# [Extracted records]
——————————

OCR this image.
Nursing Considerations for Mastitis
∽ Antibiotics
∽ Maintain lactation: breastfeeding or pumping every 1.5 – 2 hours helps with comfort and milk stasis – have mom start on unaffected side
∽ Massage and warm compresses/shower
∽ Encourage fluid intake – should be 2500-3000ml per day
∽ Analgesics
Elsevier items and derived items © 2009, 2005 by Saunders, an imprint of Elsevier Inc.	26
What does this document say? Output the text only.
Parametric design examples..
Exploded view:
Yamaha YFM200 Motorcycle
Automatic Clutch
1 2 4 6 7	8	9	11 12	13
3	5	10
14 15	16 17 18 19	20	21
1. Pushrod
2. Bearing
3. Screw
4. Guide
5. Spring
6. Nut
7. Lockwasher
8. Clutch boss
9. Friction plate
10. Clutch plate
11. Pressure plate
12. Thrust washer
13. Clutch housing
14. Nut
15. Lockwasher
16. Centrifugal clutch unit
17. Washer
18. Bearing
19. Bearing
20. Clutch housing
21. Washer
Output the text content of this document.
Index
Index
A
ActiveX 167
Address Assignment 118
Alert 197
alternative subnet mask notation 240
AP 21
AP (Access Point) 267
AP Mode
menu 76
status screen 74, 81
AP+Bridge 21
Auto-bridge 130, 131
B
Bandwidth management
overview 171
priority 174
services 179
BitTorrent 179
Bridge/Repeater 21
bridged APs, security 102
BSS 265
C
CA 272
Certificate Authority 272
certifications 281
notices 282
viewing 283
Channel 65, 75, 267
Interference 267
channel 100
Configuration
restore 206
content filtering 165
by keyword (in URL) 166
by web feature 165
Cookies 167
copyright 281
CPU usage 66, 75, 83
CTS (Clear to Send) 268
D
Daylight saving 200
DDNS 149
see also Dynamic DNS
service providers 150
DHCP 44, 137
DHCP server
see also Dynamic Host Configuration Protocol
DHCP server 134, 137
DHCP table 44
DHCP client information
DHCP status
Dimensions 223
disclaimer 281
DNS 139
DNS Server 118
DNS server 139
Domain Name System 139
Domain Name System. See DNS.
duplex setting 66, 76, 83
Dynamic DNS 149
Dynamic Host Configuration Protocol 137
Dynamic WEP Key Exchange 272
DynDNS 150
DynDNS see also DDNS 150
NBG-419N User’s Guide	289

——————————

# [EXERCISE DIRECTIONS]
Pull out each line containing the word "this" and copy it.

# [COMPLETE RESPONSE]
OCR this image.
What does this document say? Output the text only.
Output the text content of this document.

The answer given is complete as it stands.